Aim:
Find the lines below that contain the string "Zugreisende". Copy each one.

-*-

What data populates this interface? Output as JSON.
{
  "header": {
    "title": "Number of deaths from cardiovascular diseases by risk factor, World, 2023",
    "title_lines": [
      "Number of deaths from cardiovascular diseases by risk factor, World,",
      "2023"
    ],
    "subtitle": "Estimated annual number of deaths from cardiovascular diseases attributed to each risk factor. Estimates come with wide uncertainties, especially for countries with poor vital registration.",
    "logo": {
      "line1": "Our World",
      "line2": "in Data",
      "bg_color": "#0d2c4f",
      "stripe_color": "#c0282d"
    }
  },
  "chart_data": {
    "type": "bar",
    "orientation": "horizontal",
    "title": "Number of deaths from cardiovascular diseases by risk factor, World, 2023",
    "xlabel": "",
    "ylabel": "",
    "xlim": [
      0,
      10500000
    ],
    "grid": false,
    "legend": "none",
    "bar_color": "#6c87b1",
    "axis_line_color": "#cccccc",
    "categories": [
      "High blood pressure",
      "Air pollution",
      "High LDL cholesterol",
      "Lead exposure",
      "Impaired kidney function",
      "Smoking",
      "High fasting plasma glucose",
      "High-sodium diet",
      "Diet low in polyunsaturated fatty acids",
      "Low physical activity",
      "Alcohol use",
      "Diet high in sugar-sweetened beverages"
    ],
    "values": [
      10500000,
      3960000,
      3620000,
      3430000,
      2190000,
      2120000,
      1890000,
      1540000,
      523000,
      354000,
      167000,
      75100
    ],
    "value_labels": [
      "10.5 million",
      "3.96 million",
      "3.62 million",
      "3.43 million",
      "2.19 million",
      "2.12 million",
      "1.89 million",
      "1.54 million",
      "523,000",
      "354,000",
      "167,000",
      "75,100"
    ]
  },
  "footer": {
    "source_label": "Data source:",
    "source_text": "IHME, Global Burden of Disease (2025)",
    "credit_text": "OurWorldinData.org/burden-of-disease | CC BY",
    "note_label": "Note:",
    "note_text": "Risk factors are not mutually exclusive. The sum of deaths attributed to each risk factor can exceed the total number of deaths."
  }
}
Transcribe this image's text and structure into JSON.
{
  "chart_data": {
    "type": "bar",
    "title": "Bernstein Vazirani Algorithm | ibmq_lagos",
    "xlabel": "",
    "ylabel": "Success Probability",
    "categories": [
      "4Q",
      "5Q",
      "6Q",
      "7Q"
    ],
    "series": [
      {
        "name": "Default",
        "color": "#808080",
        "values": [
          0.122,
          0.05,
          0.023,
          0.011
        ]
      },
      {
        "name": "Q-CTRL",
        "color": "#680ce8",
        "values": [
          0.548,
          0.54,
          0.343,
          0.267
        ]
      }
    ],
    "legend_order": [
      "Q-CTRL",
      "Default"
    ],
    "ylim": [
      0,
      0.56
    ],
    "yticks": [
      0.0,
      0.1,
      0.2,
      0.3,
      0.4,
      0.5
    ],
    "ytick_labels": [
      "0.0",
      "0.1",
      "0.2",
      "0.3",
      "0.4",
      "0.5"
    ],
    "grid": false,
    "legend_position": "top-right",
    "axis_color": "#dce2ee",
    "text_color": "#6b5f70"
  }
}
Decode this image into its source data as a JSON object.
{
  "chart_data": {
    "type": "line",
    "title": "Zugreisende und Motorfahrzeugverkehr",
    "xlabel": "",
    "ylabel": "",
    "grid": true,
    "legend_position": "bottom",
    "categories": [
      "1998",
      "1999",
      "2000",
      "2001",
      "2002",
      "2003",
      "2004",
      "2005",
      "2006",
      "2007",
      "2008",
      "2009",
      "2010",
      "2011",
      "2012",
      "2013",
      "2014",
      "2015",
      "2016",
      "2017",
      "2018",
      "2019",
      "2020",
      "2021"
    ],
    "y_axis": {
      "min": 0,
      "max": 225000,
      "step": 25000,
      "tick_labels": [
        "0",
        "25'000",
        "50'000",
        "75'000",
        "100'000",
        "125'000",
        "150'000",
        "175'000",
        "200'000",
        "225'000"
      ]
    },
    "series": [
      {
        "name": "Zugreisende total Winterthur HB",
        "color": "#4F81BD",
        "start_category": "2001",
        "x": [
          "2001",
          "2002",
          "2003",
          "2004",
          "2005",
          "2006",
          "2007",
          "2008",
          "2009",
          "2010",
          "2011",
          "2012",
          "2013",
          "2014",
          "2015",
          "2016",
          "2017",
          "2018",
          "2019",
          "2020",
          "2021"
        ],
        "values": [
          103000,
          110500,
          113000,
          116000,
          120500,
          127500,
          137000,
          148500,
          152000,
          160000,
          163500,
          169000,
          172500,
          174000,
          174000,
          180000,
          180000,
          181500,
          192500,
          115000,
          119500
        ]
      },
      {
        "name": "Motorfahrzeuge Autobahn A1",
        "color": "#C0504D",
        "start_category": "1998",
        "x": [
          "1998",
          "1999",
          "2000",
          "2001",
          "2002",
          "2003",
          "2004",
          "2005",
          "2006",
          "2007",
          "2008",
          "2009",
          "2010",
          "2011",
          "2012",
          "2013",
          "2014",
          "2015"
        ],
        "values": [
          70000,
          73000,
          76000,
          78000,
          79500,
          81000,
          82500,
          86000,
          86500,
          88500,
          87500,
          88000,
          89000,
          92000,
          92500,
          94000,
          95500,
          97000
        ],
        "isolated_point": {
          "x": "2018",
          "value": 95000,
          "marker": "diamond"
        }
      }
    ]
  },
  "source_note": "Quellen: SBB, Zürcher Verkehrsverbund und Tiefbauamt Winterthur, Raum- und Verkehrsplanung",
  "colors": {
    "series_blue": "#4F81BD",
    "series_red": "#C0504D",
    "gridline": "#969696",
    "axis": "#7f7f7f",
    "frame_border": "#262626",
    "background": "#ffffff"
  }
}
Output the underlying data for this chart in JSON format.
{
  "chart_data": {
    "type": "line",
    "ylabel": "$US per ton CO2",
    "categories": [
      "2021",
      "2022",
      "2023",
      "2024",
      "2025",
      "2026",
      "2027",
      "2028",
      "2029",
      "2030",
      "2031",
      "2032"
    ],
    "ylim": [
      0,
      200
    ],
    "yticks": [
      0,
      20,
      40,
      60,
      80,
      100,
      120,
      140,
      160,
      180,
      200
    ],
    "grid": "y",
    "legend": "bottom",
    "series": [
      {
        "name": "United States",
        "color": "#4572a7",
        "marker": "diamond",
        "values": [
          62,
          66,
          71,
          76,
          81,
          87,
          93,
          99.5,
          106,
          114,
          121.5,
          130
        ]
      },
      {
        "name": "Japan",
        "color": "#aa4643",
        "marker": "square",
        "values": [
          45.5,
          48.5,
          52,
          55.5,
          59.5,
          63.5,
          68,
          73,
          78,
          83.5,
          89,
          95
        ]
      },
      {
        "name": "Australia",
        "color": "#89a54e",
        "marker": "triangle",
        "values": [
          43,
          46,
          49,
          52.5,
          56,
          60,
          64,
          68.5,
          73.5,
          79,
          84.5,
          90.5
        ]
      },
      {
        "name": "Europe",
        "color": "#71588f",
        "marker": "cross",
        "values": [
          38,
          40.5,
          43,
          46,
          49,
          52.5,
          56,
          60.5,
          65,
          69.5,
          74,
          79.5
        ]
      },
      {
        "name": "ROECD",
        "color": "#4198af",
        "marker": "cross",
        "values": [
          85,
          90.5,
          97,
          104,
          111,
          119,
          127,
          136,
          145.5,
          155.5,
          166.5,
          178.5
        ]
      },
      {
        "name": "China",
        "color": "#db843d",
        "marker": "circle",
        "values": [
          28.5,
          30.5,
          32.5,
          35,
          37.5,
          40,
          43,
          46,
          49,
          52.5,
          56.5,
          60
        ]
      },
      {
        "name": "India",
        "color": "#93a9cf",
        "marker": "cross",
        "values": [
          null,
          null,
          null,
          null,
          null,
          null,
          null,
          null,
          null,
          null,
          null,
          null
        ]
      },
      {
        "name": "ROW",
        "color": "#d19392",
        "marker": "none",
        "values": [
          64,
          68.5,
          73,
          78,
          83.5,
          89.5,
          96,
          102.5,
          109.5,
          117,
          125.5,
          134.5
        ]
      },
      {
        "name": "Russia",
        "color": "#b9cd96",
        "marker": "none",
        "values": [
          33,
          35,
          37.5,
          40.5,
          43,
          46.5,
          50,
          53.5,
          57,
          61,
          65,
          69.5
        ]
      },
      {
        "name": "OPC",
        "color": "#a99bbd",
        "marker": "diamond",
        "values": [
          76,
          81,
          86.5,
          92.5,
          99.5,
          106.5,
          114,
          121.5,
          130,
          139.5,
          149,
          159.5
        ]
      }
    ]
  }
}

-*-

Full output:
    "title": "Zugreisende und Motorfahrzeugverkehr",
        "name": "Zugreisende total Winterthur HB",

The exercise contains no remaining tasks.